[Labeled box records]
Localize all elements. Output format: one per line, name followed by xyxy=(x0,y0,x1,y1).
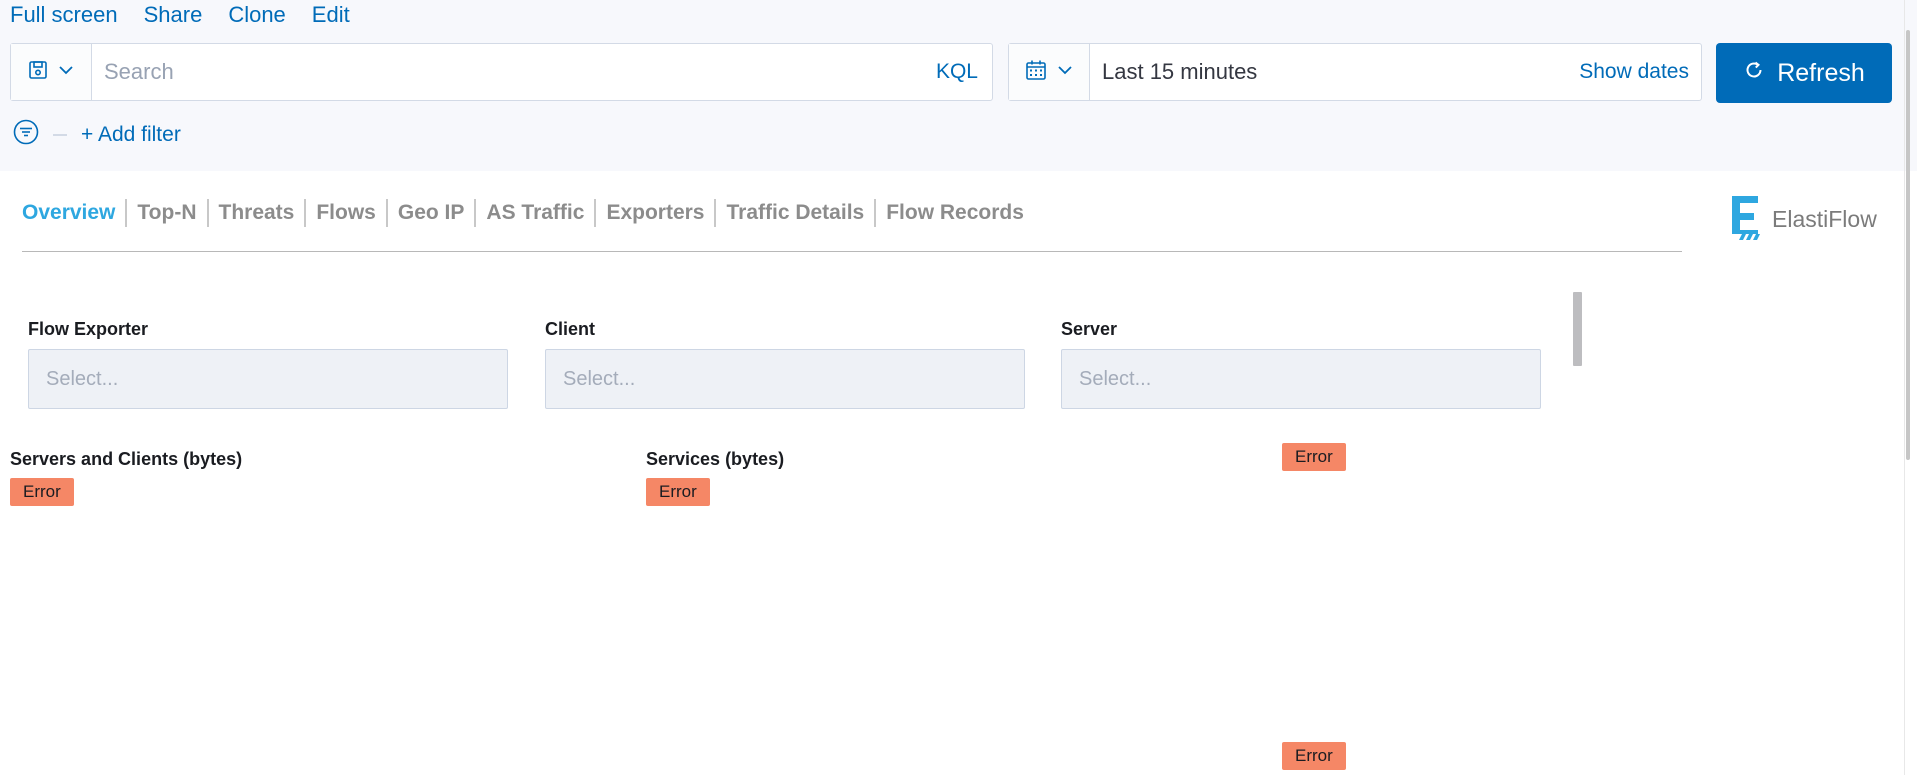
error-badge: Error xyxy=(646,478,710,506)
page-scroll-track xyxy=(1904,0,1905,775)
error-badge: Error xyxy=(1282,443,1346,471)
filter-icon[interactable] xyxy=(13,119,39,150)
client-select[interactable]: Select... xyxy=(545,349,1025,409)
tab-overview[interactable]: Overview xyxy=(22,199,128,227)
tab-geo-ip[interactable]: Geo IP xyxy=(388,199,477,227)
saved-query-button[interactable] xyxy=(11,44,92,100)
tab-as-traffic[interactable]: AS Traffic xyxy=(476,199,597,227)
top-nav-links: Full screen Share Clone Edit xyxy=(10,2,350,28)
refresh-button[interactable]: Refresh xyxy=(1716,43,1892,103)
tab-flow-records[interactable]: Flow Records xyxy=(876,199,1034,227)
tab-flows[interactable]: Flows xyxy=(306,199,388,227)
chevron-down-icon xyxy=(1057,62,1073,83)
query-bar: KQL xyxy=(10,43,993,101)
share-link[interactable]: Share xyxy=(144,2,203,28)
tab-exporters[interactable]: Exporters xyxy=(596,199,717,227)
quick-select-button[interactable] xyxy=(1009,44,1090,100)
tab-threats[interactable]: Threats xyxy=(209,199,307,227)
panel-scrollbar[interactable] xyxy=(1573,292,1582,366)
elastiflow-logo-icon xyxy=(1730,194,1764,245)
tab-top-n[interactable]: Top-N xyxy=(127,199,209,227)
filter-divider xyxy=(53,133,67,136)
chevron-down-icon xyxy=(58,62,74,83)
tabs-divider xyxy=(22,251,1682,252)
save-icon xyxy=(28,60,48,85)
error-badge: Error xyxy=(10,478,74,506)
logo-text: ElastiFlow xyxy=(1772,206,1877,232)
flow-exporter-select[interactable]: Select... xyxy=(28,349,508,409)
client-label: Client xyxy=(545,319,596,339)
search-input[interactable] xyxy=(92,59,936,85)
date-range-text[interactable]: Last 15 minutes xyxy=(1090,59,1579,85)
dashboard-nav-tabs: Overview Top-N Threats Flows Geo IP AS T… xyxy=(22,199,1034,227)
edit-link[interactable]: Edit xyxy=(312,2,350,28)
refresh-icon xyxy=(1743,59,1765,88)
date-picker: Last 15 minutes Show dates xyxy=(1008,43,1702,101)
server-select[interactable]: Select... xyxy=(1061,349,1541,409)
clone-link[interactable]: Clone xyxy=(228,2,285,28)
tab-traffic-details[interactable]: Traffic Details xyxy=(716,199,877,227)
page-scrollbar[interactable] xyxy=(1906,30,1910,460)
filter-bar: + Add filter xyxy=(13,119,181,150)
server-label: Server xyxy=(1061,319,1118,339)
elastiflow-logo: ElastiFlow xyxy=(1730,194,1877,245)
kibana-top-bar: Full screen Share Clone Edit KQL xyxy=(0,0,1917,171)
show-dates-link[interactable]: Show dates xyxy=(1579,60,1701,84)
servers-clients-panel-title: Servers and Clients (bytes) xyxy=(10,449,243,469)
full-screen-link[interactable]: Full screen xyxy=(10,2,118,28)
error-badge: Error xyxy=(1282,742,1346,770)
services-panel-title: Services (bytes) xyxy=(646,449,785,469)
refresh-label: Refresh xyxy=(1777,58,1865,87)
flow-exporter-label: Flow Exporter xyxy=(28,319,149,339)
add-filter-button[interactable]: + Add filter xyxy=(81,123,181,147)
kql-toggle[interactable]: KQL xyxy=(936,60,992,84)
calendar-icon xyxy=(1025,59,1047,86)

PROBLEM TO SOLVE — Copy the lines above verbatim, omitting the pictures from your answer.

COMPLETE RESPONSE —
Localize all elements. Output format: one per line, name followed by xyxy=(x0,y0,x1,y1).
error-badge: Error xyxy=(646,478,710,506)
page-scroll-track xyxy=(1904,0,1905,775)
error-badge: Error xyxy=(1282,443,1346,471)
filter-icon[interactable] xyxy=(13,119,39,150)
client-select[interactable]: Select... xyxy=(545,349,1025,409)
tab-overview[interactable]: Overview xyxy=(22,199,128,227)
tab-geo-ip[interactable]: Geo IP xyxy=(388,199,477,227)
saved-query-button[interactable] xyxy=(11,44,92,100)
tab-as-traffic[interactable]: AS Traffic xyxy=(476,199,597,227)
top-nav-links: Full screen Share Clone Edit xyxy=(10,2,350,28)
refresh-button[interactable]: Refresh xyxy=(1716,43,1892,103)
tab-flow-records[interactable]: Flow Records xyxy=(876,199,1034,227)
tab-flows[interactable]: Flows xyxy=(306,199,388,227)
chevron-down-icon xyxy=(1057,62,1073,83)
query-bar: KQL xyxy=(10,43,993,101)
share-link[interactable]: Share xyxy=(144,2,203,28)
tab-exporters[interactable]: Exporters xyxy=(596,199,717,227)
quick-select-button[interactable] xyxy=(1009,44,1090,100)
tab-threats[interactable]: Threats xyxy=(209,199,307,227)
panel-scrollbar[interactable] xyxy=(1573,292,1582,366)
elastiflow-logo-icon xyxy=(1730,194,1764,245)
tab-top-n[interactable]: Top-N xyxy=(127,199,209,227)
filter-divider xyxy=(53,133,67,136)
chevron-down-icon xyxy=(58,62,74,83)
tabs-divider xyxy=(22,251,1682,252)
save-icon xyxy=(28,60,48,85)
error-badge: Error xyxy=(10,478,74,506)
logo-text: ElastiFlow xyxy=(1772,206,1877,232)
flow-exporter-select[interactable]: Select... xyxy=(28,349,508,409)
client-label: Client xyxy=(545,319,596,339)
search-input[interactable] xyxy=(92,59,936,85)
date-range-text[interactable]: Last 15 minutes xyxy=(1090,59,1579,85)
dashboard-nav-tabs: Overview Top-N Threats Flows Geo IP AS T… xyxy=(22,199,1034,227)
edit-link[interactable]: Edit xyxy=(312,2,350,28)
refresh-icon xyxy=(1743,59,1765,88)
date-picker: Last 15 minutes Show dates xyxy=(1008,43,1702,101)
server-select[interactable]: Select... xyxy=(1061,349,1541,409)
clone-link[interactable]: Clone xyxy=(228,2,285,28)
tab-traffic-details[interactable]: Traffic Details xyxy=(716,199,877,227)
page-scrollbar[interactable] xyxy=(1906,30,1910,460)
filter-bar: + Add filter xyxy=(13,119,181,150)
server-label: Server xyxy=(1061,319,1118,339)
elastiflow-logo: ElastiFlow xyxy=(1730,194,1877,245)
kibana-top-bar: Full screen Share Clone Edit KQL xyxy=(0,0,1917,171)
show-dates-link[interactable]: Show dates xyxy=(1579,60,1701,84)
servers-clients-panel-title: Servers and Clients (bytes) xyxy=(10,449,243,469)
full-screen-link[interactable]: Full screen xyxy=(10,2,118,28)
error-badge: Error xyxy=(1282,742,1346,770)
services-panel-title: Services (bytes) xyxy=(646,449,785,469)
refresh-label: Refresh xyxy=(1777,58,1865,87)
flow-exporter-label: Flow Exporter xyxy=(28,319,149,339)
add-filter-button[interactable]: + Add filter xyxy=(81,123,181,147)
kql-toggle[interactable]: KQL xyxy=(936,60,992,84)
calendar-icon xyxy=(1025,59,1047,86)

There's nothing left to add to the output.